### EXERCISE BRIEF
Note each line of the listing that contains the string "Cobertura", and copy it.

### THE INPUT
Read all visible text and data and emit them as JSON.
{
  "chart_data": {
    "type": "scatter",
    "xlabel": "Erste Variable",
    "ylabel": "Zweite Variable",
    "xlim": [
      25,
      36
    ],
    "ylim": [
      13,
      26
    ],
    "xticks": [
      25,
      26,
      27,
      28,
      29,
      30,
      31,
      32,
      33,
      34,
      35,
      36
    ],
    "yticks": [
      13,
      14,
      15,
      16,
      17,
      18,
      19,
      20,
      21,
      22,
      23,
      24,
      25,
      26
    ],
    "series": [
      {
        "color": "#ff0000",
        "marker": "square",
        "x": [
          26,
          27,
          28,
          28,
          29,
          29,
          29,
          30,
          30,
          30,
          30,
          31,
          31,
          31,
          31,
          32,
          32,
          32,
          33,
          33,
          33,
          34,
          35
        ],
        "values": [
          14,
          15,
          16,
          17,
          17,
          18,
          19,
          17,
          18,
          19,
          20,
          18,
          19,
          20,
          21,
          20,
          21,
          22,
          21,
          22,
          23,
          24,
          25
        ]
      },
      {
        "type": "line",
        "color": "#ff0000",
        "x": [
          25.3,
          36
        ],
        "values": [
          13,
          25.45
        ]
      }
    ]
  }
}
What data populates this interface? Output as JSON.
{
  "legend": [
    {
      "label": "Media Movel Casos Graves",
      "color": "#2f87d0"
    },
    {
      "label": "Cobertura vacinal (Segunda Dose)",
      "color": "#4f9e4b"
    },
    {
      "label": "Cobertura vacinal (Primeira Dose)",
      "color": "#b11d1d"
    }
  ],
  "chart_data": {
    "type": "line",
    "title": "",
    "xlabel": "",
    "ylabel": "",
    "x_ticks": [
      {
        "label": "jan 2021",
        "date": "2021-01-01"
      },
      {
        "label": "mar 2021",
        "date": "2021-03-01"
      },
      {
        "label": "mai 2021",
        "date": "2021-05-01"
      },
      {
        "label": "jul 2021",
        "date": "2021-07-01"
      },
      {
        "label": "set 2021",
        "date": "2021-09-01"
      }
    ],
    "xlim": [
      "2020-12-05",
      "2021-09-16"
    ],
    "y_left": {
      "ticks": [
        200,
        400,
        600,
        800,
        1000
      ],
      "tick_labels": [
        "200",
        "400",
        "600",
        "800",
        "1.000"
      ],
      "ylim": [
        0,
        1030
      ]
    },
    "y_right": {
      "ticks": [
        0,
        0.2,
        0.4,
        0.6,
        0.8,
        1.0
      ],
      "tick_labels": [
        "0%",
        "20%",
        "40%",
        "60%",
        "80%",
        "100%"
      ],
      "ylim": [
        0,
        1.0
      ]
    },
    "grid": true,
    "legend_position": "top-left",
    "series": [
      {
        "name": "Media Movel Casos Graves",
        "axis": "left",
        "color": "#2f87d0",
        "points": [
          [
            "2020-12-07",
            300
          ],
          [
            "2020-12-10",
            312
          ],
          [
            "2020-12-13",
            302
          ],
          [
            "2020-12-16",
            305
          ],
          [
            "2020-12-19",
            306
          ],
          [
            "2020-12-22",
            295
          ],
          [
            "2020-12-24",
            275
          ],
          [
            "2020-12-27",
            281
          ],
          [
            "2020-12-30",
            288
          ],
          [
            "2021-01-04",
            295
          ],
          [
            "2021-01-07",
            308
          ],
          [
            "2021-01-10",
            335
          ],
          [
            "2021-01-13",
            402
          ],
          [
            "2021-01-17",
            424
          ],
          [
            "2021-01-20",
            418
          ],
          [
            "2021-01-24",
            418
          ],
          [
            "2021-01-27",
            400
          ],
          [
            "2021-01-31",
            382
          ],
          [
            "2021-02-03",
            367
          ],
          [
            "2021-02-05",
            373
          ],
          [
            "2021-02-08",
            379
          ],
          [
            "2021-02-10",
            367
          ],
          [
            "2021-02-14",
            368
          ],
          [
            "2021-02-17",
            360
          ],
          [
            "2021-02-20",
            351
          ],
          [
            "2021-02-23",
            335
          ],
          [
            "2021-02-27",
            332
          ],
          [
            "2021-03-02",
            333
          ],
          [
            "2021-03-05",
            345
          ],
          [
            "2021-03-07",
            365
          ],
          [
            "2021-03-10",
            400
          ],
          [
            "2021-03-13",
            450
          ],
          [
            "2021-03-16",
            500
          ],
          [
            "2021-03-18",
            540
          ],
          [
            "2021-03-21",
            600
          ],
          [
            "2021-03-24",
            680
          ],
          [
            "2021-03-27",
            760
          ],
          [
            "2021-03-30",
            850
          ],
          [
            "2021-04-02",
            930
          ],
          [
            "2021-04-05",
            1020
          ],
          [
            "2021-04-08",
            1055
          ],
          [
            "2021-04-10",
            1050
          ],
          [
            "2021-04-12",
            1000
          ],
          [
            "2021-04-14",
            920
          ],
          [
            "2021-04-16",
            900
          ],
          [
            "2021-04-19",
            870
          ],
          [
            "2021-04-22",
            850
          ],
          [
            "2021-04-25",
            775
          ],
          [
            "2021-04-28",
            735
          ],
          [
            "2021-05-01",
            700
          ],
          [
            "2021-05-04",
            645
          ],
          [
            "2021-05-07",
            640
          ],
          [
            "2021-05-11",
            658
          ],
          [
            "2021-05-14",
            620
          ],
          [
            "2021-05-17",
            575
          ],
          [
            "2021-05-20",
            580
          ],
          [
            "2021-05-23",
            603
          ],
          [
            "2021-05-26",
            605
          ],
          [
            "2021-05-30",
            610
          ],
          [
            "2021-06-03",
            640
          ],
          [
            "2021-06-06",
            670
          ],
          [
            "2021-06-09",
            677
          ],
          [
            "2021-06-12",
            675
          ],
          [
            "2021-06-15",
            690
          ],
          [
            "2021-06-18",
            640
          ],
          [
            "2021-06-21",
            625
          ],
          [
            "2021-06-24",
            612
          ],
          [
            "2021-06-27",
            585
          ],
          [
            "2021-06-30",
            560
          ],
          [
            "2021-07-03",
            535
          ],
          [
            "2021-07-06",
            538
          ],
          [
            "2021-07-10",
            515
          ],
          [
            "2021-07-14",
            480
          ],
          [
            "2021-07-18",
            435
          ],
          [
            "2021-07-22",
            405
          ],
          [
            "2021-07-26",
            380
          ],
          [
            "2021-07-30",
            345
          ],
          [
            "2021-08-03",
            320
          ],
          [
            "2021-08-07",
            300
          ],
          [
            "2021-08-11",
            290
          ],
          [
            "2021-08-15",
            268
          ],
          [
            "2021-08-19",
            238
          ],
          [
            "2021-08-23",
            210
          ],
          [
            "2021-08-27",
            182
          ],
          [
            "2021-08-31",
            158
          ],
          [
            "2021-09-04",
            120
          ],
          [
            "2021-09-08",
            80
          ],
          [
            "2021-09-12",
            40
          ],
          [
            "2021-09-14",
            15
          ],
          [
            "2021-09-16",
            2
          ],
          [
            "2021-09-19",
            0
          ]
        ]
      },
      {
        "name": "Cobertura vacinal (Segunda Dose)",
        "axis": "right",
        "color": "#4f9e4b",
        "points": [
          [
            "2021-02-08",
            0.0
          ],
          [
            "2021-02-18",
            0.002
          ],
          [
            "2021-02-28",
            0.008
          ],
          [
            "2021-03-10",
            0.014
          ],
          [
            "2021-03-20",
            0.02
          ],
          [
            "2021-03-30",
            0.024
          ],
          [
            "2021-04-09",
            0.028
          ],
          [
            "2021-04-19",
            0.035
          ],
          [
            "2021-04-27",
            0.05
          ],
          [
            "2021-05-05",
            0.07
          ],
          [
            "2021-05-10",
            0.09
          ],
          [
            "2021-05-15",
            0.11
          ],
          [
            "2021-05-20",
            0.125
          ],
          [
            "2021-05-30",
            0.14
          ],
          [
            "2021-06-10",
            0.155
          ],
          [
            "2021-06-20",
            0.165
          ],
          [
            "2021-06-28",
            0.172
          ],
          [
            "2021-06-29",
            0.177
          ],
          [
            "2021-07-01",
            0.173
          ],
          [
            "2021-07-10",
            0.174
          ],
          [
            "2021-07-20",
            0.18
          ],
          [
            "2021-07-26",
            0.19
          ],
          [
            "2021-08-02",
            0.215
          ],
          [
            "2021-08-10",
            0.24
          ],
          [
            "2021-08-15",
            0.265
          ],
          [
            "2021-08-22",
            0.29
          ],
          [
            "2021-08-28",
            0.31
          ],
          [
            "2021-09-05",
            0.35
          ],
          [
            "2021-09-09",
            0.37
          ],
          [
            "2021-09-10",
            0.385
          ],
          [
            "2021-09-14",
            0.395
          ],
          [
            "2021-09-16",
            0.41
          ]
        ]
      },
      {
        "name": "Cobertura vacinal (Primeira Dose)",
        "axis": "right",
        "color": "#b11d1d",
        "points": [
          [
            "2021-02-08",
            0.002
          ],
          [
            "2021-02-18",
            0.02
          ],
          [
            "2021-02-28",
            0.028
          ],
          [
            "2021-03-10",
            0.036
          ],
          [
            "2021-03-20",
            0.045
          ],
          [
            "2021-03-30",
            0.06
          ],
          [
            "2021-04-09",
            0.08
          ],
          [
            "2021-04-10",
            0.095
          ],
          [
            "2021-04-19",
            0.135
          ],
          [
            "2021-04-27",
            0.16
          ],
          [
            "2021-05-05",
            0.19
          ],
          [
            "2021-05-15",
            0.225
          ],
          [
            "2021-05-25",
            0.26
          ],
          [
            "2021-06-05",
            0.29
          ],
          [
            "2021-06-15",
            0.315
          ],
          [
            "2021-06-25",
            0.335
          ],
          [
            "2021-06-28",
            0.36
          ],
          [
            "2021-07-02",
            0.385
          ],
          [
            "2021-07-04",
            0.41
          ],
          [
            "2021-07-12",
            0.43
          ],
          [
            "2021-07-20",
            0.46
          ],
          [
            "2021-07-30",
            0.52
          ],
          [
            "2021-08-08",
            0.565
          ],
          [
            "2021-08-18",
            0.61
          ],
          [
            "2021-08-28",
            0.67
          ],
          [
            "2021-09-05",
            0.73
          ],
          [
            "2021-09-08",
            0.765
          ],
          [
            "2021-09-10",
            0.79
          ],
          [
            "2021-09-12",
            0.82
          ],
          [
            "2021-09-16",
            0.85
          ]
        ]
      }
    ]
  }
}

### SOLVED PROBLEM
      "label": "Cobertura vacinal (Segunda Dose)",
      "label": "Cobertura vacinal (Primeira Dose)",
        "name": "Cobertura vacinal (Segunda Dose)",
        "name": "Cobertura vacinal (Primeira Dose)",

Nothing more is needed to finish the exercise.